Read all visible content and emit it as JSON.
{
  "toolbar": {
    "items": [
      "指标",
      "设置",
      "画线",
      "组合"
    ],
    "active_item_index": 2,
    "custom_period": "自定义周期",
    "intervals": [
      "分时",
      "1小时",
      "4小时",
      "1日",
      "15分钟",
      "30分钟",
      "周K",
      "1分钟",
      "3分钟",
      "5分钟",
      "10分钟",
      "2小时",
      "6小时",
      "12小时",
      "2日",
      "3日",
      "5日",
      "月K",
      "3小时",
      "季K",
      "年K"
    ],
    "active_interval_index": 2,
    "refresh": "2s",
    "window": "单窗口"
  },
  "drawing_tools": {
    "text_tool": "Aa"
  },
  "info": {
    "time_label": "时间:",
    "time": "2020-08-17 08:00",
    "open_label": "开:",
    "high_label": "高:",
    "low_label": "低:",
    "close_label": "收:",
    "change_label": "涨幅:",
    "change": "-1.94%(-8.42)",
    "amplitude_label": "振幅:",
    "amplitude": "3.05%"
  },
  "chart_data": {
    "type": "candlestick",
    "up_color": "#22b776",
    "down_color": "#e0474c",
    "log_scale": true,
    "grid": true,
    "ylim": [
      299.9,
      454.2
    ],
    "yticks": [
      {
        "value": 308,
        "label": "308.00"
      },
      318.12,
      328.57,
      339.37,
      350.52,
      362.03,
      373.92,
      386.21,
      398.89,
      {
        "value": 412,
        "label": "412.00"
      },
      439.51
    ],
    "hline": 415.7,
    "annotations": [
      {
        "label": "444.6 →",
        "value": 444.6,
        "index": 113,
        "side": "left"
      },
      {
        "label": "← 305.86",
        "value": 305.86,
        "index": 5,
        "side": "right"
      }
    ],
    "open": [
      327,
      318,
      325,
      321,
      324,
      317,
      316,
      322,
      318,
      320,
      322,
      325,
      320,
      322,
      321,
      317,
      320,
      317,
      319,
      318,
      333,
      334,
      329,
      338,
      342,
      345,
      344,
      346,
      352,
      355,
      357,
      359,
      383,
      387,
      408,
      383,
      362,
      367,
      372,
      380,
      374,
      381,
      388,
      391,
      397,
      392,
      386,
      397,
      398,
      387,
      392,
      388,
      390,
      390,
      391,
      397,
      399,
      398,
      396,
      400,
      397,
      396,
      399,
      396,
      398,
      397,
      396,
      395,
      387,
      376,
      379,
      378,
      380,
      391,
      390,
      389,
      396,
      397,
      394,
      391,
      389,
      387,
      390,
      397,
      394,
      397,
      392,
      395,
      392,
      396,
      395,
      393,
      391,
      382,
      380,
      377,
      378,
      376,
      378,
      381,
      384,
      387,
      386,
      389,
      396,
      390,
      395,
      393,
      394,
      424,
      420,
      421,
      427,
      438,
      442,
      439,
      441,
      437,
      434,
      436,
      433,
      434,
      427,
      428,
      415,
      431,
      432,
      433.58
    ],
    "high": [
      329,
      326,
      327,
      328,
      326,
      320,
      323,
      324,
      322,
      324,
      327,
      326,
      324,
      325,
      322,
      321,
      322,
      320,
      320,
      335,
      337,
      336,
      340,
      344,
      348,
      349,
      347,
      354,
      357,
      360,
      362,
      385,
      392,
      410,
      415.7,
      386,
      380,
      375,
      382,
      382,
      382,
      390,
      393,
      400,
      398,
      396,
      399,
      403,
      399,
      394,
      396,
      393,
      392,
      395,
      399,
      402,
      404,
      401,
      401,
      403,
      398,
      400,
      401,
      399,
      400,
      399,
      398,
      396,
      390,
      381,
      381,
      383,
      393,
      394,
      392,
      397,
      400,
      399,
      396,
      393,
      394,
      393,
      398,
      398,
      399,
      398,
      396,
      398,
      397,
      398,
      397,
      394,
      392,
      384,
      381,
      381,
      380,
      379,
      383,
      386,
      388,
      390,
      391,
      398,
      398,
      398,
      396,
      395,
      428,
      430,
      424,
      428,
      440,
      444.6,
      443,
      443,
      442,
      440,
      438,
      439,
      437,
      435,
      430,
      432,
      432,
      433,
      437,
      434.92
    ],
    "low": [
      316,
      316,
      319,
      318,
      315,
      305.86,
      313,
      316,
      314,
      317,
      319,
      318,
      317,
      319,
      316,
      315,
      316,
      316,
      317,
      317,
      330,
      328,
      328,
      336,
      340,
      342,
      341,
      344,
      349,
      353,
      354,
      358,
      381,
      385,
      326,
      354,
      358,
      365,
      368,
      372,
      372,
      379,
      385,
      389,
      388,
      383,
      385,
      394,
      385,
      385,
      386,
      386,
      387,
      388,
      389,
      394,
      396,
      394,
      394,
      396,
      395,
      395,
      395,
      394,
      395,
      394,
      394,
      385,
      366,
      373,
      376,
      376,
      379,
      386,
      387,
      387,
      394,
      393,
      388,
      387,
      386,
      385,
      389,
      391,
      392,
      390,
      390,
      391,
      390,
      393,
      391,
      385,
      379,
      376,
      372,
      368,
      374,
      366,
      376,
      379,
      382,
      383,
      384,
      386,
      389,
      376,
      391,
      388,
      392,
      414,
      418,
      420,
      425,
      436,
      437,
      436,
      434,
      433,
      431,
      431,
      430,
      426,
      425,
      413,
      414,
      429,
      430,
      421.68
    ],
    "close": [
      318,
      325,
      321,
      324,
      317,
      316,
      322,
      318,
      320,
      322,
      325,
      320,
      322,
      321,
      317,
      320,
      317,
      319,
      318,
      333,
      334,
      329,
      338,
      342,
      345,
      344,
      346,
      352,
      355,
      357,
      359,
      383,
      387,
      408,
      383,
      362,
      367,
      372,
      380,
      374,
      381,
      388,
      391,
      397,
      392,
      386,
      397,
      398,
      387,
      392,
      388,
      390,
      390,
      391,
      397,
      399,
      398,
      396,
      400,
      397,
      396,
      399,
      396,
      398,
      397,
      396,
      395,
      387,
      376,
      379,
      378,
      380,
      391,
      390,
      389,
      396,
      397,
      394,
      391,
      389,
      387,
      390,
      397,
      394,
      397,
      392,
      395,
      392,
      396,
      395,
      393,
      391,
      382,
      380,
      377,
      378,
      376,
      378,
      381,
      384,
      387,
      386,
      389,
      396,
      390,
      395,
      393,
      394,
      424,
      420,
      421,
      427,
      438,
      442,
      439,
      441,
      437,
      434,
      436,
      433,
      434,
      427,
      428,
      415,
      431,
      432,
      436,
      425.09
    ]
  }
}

SET PROBLEM:
All of the data must be returned exactly.

REPLY:
Read all visible content and emit it as JSON.
{
  "toolbar": {
    "items": [
      "指标",
      "设置",
      "画线",
      "组合"
    ],
    "active_item_index": 2,
    "custom_period": "自定义周期",
    "intervals": [
      "分时",
      "1小时",
      "4小时",
      "1日",
      "15分钟",
      "30分钟",
      "周K",
      "1分钟",
      "3分钟",
      "5分钟",
      "10分钟",
      "2小时",
      "6小时",
      "12小时",
      "2日",
      "3日",
      "5日",
      "月K",
      "3小时",
      "季K",
      "年K"
    ],
    "active_interval_index": 2,
    "refresh": "2s",
    "window": "单窗口"
  },
  "drawing_tools": {
    "text_tool": "Aa"
  },
  "info": {
    "time_label": "时间:",
    "time": "2020-08-17 08:00",
    "open_label": "开:",
    "high_label": "高:",
    "low_label": "低:",
    "close_label": "收:",
    "change_label": "涨幅:",
    "change": "-1.94%(-8.42)",
    "amplitude_label": "振幅:",
    "amplitude": "3.05%"
  },
  "chart_data": {
    "type": "candlestick",
    "up_color": "#22b776",
    "down_color": "#e0474c",
    "log_scale": true,
    "grid": true,
    "ylim": [
      299.9,
      454.2
    ],
    "yticks": [
      {
        "value": 308,
        "label": "308.00"
      },
      318.12,
      328.57,
      339.37,
      350.52,
      362.03,
      373.92,
      386.21,
      398.89,
      {
        "value": 412,
        "label": "412.00"
      },
      439.51
    ],
    "hline": 415.7,
    "annotations": [
      {
        "label": "444.6 →",
        "value": 444.6,
        "index": 113,
        "side": "left"
      },
      {
        "label": "← 305.86",
        "value": 305.86,
        "index": 5,
        "side": "right"
      }
    ],
    "open": [
      327,
      318,
      325,
      321,
      324,
      317,
      316,
      322,
      318,
      320,
      322,
      325,
      320,
      322,
      321,
      317,
      320,
      317,
      319,
      318,
      333,
      334,
      329,
      338,
      342,
      345,
      344,
      346,
      352,
      355,
      357,
      359,
      383,
      387,
      408,
      383,
      362,
      367,
      372,
      380,
      374,
      381,
      388,
      391,
      397,
      392,
      386,
      397,
      398,
      387,
      392,
      388,
      390,
      390,
      391,
      397,
      399,
      398,
      396,
      400,
      397,
      396,
      399,
      396,
      398,
      397,
      396,
      395,
      387,
      376,
      379,
      378,
      380,
      391,
      390,
      389,
      396,
      397,
      394,
      391,
      389,
      387,
      390,
      397,
      394,
      397,
      392,
      395,
      392,
      396,
      395,
      393,
      391,
      382,
      380,
      377,
      378,
      376,
      378,
      381,
      384,
      387,
      386,
      389,
      396,
      390,
      395,
      393,
      394,
      424,
      420,
      421,
      427,
      438,
      442,
      439,
      441,
      437,
      434,
      436,
      433,
      434,
      427,
      428,
      415,
      431,
      432,
      433.58
    ],
    "high": [
      329,
      326,
      327,
      328,
      326,
      320,
      323,
      324,
      322,
      324,
      327,
      326,
      324,
      325,
      322,
      321,
      322,
      320,
      320,
      335,
      337,
      336,
      340,
      344,
      348,
      349,
      347,
      354,
      357,
      360,
      362,
      385,
      392,
      410,
      415.7,
      386,
      380,
      375,
      382,
      382,
      382,
      390,
      393,
      400,
      398,
      396,
      399,
      403,
      399,
      394,
      396,
      393,
      392,
      395,
      399,
      402,
      404,
      401,
      401,
      403,
      398,
      400,
      401,
      399,
      400,
      399,
      398,
      396,
      390,
      381,
      381,
      383,
      393,
      394,
      392,
      397,
      400,
      399,
      396,
      393,
      394,
      393,
      398,
      398,
      399,
      398,
      396,
      398,
      397,
      398,
      397,
      394,
      392,
      384,
      381,
      381,
      380,
      379,
      383,
      386,
      388,
      390,
      391,
      398,
      398,
      398,
      396,
      395,
      428,
      430,
      424,
      428,
      440,
      444.6,
      443,
      443,
      442,
      440,
      438,
      439,
      437,
      435,
      430,
      432,
      432,
      433,
      437,
      434.92
    ],
    "low": [
      316,
      316,
      319,
      318,
      315,
      305.86,
      313,
      316,
      314,
      317,
      319,
      318,
      317,
      319,
      316,
      315,
      316,
      316,
      317,
      317,
      330,
      328,
      328,
      336,
      340,
      342,
      341,
      344,
      349,
      353,
      354,
      358,
      381,
      385,
      326,
      354,
      358,
      365,
      368,
      372,
      372,
      379,
      385,
      389,
      388,
      383,
      385,
      394,
      385,
      385,
      386,
      386,
      387,
      388,
      389,
      394,
      396,
      394,
      394,
      396,
      395,
      395,
      395,
      394,
      395,
      394,
      394,
      385,
      366,
      373,
      376,
      376,
      379,
      386,
      387,
      387,
      394,
      393,
      388,
      387,
      386,
      385,
      389,
      391,
      392,
      390,
      390,
      391,
      390,
      393,
      391,
      385,
      379,
      376,
      372,
      368,
      374,
      366,
      376,
      379,
      382,
      383,
      384,
      386,
      389,
      376,
      391,
      388,
      392,
      414,
      418,
      420,
      425,
      436,
      437,
      436,
      434,
      433,
      431,
      431,
      430,
      426,
      425,
      413,
      414,
      429,
      430,
      421.68
    ],
    "close": [
      318,
      325,
      321,
      324,
      317,
      316,
      322,
      318,
      320,
      322,
      325,
      320,
      322,
      321,
      317,
      320,
      317,
      319,
      318,
      333,
      334,
      329,
      338,
      342,
      345,
      344,
      346,
      352,
      355,
      357,
      359,
      383,
      387,
      408,
      383,
      362,
      367,
      372,
      380,
      374,
      381,
      388,
      391,
      397,
      392,
      386,
      397,
      398,
      387,
      392,
      388,
      390,
      390,
      391,
      397,
      399,
      398,
      396,
      400,
      397,
      396,
      399,
      396,
      398,
      397,
      396,
      395,
      387,
      376,
      379,
      378,
      380,
      391,
      390,
      389,
      396,
      397,
      394,
      391,
      389,
      387,
      390,
      397,
      394,
      397,
      392,
      395,
      392,
      396,
      395,
      393,
      391,
      382,
      380,
      377,
      378,
      376,
      378,
      381,
      384,
      387,
      386,
      389,
      396,
      390,
      395,
      393,
      394,
      424,
      420,
      421,
      427,
      438,
      442,
      439,
      441,
      437,
      434,
      436,
      433,
      434,
      427,
      428,
      415,
      431,
      432,
      436,
      425.09
    ]
  }
}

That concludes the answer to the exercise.